TASK OBJECTIVE >>
Whenever a line contains the string "this", copy it out of the entries.
-- Begin RECORDS PROVIDED --
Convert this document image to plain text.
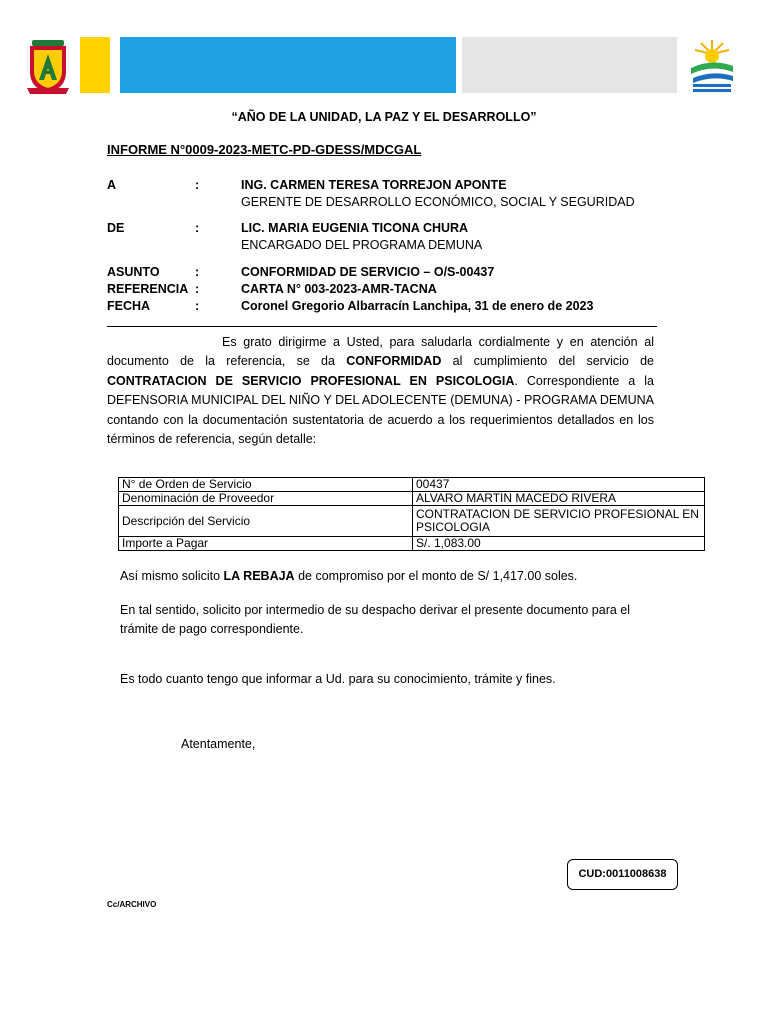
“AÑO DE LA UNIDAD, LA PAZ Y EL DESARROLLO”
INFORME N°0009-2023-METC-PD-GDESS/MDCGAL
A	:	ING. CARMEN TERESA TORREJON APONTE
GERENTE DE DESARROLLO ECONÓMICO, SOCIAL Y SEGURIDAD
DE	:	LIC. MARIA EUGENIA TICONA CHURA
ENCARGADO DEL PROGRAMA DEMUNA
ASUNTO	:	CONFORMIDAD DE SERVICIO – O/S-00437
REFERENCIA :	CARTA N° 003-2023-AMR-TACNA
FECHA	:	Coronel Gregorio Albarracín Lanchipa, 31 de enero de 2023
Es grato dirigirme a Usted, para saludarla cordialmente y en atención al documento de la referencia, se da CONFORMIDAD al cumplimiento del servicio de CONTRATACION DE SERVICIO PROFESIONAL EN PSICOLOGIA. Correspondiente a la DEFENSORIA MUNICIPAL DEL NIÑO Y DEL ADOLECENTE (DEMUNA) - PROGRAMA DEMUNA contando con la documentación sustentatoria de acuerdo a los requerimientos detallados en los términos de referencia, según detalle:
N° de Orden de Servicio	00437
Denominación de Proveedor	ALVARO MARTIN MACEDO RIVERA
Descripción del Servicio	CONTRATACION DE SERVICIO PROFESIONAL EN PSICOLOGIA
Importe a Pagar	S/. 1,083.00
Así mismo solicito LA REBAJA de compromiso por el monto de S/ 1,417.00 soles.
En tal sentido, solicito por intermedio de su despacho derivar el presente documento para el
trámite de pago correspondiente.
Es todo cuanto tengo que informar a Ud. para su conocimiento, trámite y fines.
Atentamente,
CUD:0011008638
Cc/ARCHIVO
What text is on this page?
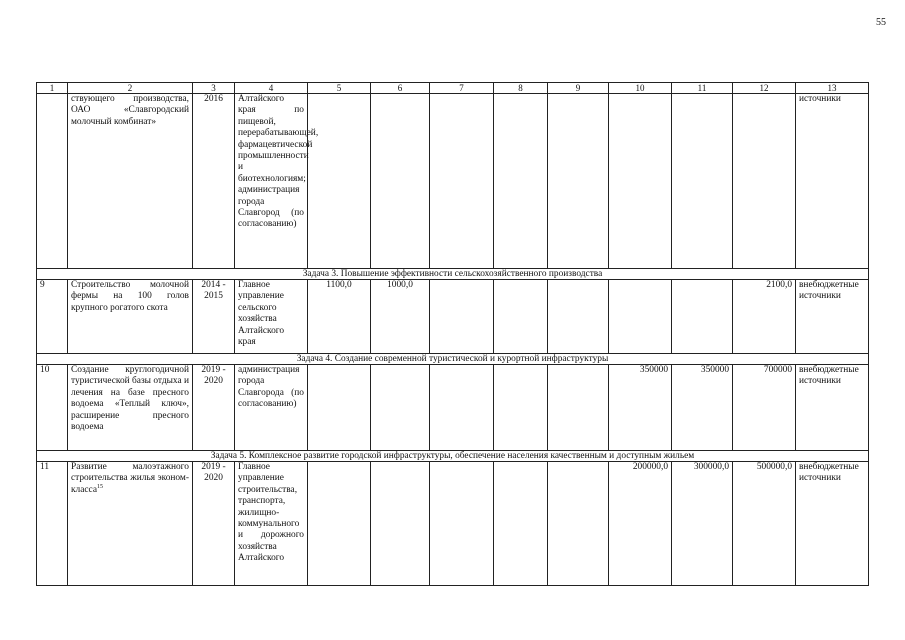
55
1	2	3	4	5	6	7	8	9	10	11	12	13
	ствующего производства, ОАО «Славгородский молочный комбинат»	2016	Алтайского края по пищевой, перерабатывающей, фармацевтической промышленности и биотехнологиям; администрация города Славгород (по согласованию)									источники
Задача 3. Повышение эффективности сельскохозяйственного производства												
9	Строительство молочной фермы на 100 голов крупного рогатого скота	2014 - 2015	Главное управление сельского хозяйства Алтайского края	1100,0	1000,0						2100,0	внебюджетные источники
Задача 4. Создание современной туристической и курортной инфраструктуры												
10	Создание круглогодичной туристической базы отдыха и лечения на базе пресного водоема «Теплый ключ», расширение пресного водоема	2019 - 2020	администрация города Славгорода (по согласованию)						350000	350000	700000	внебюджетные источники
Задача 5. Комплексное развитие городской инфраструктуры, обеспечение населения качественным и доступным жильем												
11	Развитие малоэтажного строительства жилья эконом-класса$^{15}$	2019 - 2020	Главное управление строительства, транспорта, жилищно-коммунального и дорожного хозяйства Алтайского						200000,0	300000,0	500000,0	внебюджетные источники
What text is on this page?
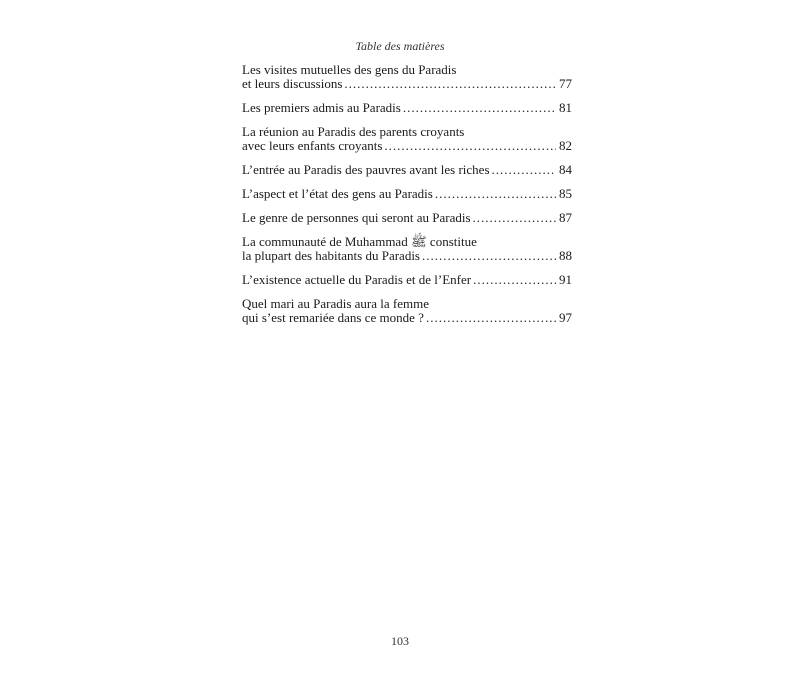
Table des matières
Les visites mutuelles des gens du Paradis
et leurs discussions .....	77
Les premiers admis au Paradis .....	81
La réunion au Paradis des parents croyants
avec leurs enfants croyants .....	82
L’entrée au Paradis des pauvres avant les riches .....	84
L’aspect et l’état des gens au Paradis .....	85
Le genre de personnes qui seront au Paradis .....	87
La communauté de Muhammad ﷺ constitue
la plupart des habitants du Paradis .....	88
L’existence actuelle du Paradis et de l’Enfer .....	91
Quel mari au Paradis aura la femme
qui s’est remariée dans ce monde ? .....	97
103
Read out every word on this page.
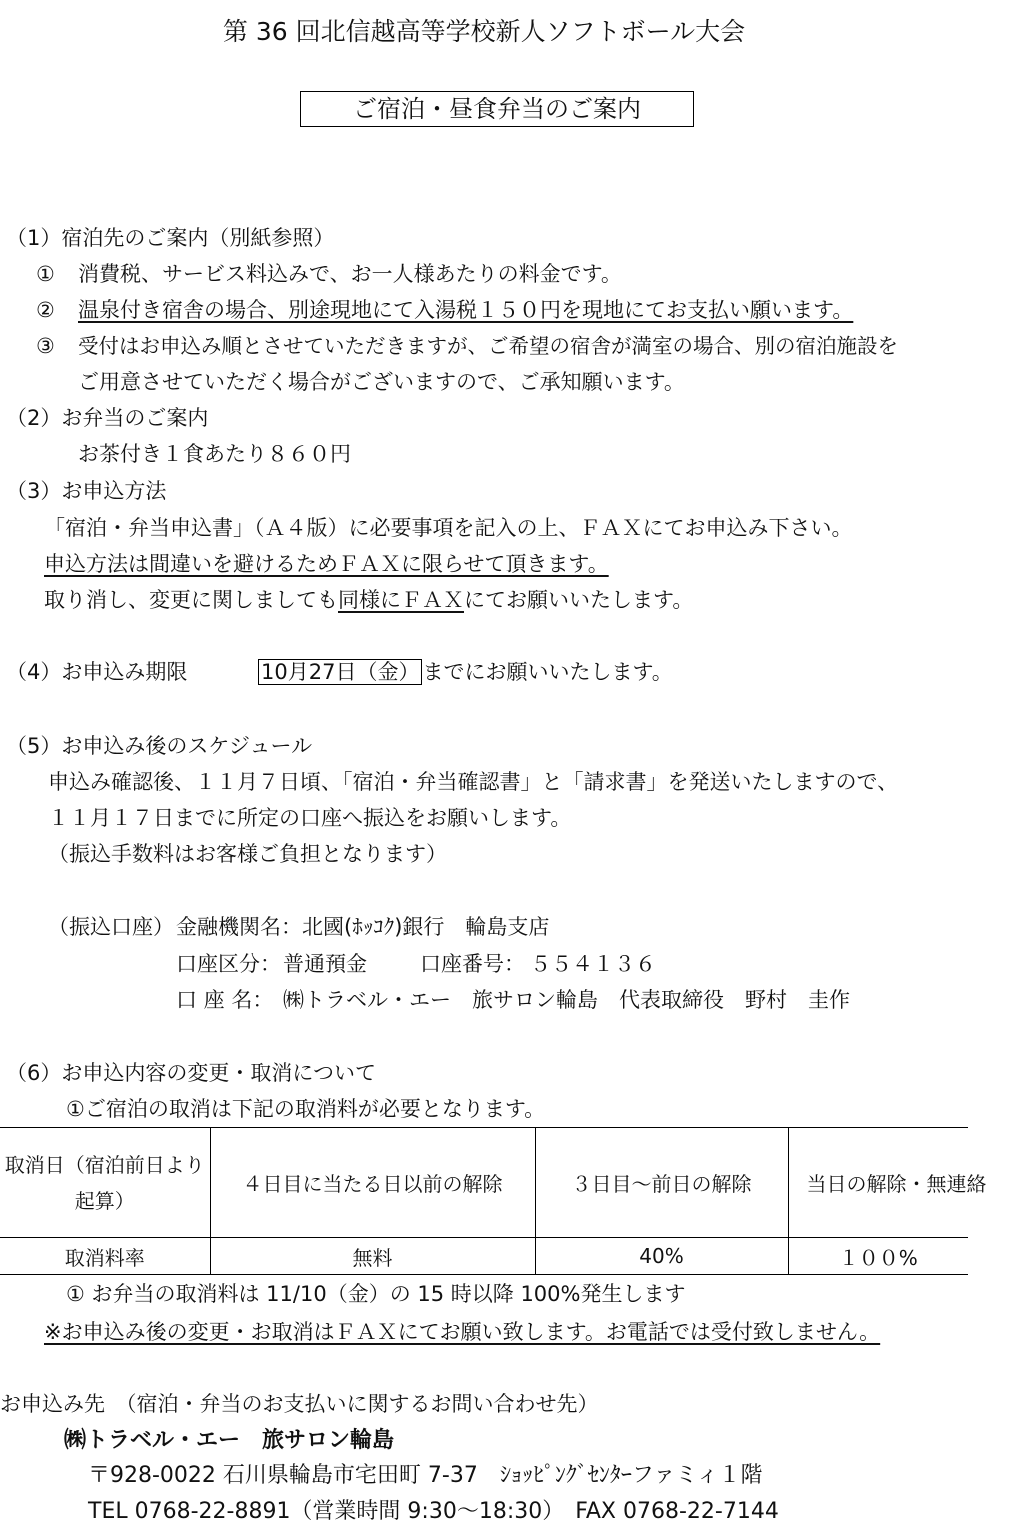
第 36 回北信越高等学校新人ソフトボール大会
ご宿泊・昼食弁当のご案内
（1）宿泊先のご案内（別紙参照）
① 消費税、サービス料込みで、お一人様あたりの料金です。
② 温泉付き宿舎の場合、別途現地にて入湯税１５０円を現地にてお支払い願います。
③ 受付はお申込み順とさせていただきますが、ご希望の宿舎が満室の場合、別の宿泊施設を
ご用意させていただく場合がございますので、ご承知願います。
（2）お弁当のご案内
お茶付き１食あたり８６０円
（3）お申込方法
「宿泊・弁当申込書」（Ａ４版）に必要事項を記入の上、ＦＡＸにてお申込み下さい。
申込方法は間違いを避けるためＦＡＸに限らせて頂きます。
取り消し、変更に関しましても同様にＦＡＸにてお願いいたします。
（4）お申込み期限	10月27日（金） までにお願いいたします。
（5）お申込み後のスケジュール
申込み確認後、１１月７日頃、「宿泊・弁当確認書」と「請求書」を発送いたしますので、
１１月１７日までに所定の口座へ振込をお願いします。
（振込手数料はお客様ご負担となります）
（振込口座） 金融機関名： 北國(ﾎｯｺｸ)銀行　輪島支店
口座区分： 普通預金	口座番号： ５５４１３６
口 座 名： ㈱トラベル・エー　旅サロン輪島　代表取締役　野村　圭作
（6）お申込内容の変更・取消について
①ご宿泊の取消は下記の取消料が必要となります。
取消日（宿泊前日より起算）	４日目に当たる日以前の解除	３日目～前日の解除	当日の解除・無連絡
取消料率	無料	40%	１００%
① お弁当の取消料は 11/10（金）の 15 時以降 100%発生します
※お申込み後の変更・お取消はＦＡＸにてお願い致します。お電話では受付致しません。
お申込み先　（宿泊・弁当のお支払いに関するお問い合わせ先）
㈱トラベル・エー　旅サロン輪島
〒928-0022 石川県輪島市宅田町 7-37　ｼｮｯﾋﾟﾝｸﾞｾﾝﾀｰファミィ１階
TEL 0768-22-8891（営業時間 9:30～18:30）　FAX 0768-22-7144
-- End RECORDS PROVIDED --
TASK OUTPUT >>
Convert this document image to plain text.
What text is on this page?
What text is on this page?
Read out every word on this page.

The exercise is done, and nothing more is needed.